» **OBJECTIVE**
Images are not part of the copy; transcribe all the data exactly.

» **AVAILABLE RECORDS**
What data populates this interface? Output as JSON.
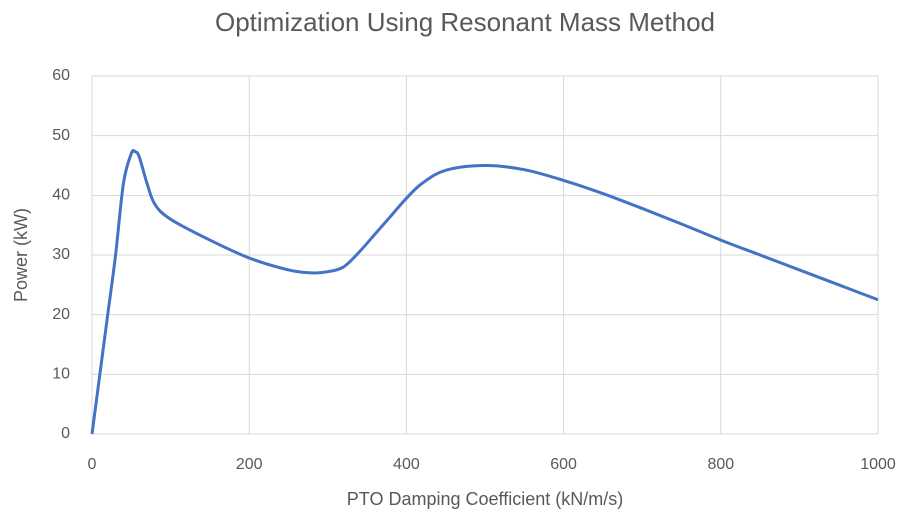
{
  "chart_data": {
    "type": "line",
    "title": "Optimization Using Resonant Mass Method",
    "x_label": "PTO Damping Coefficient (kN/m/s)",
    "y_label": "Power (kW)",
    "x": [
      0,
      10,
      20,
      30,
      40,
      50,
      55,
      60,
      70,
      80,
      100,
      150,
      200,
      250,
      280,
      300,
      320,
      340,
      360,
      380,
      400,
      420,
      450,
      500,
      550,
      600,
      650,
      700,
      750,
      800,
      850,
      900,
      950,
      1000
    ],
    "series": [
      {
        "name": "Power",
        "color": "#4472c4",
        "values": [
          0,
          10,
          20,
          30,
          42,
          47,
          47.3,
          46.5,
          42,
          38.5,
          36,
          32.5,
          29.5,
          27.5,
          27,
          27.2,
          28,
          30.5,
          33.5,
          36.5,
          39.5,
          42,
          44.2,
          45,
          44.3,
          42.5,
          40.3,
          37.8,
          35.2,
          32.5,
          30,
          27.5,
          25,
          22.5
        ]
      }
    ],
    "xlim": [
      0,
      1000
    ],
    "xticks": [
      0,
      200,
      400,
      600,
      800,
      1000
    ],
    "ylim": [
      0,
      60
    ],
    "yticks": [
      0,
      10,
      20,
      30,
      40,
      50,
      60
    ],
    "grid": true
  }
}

» **CORRECT ANSWER**
What data populates this interface? Output as JSON.
{
  "chart_data": {
    "type": "line",
    "title": "Optimization Using Resonant Mass Method",
    "x_label": "PTO Damping Coefficient (kN/m/s)",
    "y_label": "Power (kW)",
    "x": [
      0,
      10,
      20,
      30,
      40,
      50,
      55,
      60,
      70,
      80,
      100,
      150,
      200,
      250,
      280,
      300,
      320,
      340,
      360,
      380,
      400,
      420,
      450,
      500,
      550,
      600,
      650,
      700,
      750,
      800,
      850,
      900,
      950,
      1000
    ],
    "series": [
      {
        "name": "Power",
        "color": "#4472c4",
        "values": [
          0,
          10,
          20,
          30,
          42,
          47,
          47.3,
          46.5,
          42,
          38.5,
          36,
          32.5,
          29.5,
          27.5,
          27,
          27.2,
          28,
          30.5,
          33.5,
          36.5,
          39.5,
          42,
          44.2,
          45,
          44.3,
          42.5,
          40.3,
          37.8,
          35.2,
          32.5,
          30,
          27.5,
          25,
          22.5
        ]
      }
    ],
    "xlim": [
      0,
      1000
    ],
    "xticks": [
      0,
      200,
      400,
      600,
      800,
      1000
    ],
    "ylim": [
      0,
      60
    ],
    "yticks": [
      0,
      10,
      20,
      30,
      40,
      50,
      60
    ],
    "grid": true
  }
}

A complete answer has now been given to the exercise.